INPUT ROWS:
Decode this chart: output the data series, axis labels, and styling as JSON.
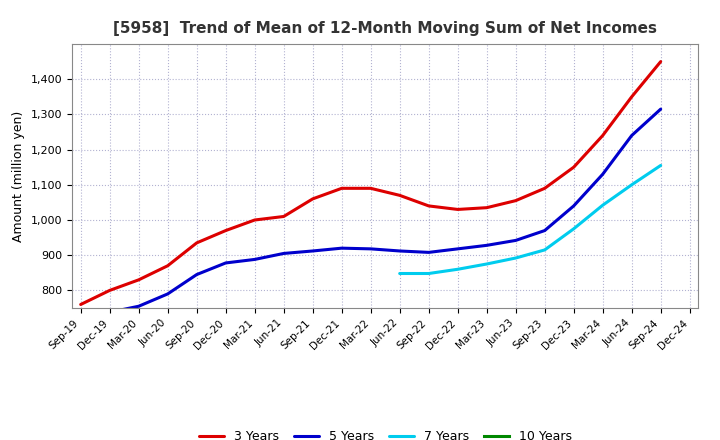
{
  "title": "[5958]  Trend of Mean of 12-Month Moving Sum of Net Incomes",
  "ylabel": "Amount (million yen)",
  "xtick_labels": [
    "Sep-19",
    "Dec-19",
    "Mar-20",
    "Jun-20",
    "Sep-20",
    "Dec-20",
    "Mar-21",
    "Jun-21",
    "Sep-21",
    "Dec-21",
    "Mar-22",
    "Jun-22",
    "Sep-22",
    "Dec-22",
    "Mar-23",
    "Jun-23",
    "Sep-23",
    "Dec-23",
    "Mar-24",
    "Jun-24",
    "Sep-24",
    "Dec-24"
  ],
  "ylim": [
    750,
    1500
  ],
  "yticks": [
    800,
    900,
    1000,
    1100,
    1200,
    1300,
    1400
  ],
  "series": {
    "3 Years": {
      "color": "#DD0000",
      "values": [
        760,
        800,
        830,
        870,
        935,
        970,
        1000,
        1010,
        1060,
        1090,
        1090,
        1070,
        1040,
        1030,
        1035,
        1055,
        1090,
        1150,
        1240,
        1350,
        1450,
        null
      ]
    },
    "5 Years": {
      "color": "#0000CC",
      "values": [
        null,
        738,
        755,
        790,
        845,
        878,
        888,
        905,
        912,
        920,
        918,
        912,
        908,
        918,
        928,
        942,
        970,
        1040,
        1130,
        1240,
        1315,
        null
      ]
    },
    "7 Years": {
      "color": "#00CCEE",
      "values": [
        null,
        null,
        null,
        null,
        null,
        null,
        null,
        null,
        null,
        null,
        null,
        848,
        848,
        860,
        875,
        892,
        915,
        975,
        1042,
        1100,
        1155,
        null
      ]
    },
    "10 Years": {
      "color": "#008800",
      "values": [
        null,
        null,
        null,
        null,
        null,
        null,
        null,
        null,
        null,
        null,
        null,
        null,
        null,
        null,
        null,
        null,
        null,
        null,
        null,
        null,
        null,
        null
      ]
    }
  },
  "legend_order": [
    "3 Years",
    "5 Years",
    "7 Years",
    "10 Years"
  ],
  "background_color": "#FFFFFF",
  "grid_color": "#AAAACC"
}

WHAT TO DO:
From the data above, work out how many lines contain the string "Years" and reply with only the number.

EXPECTED OUTPUT:
8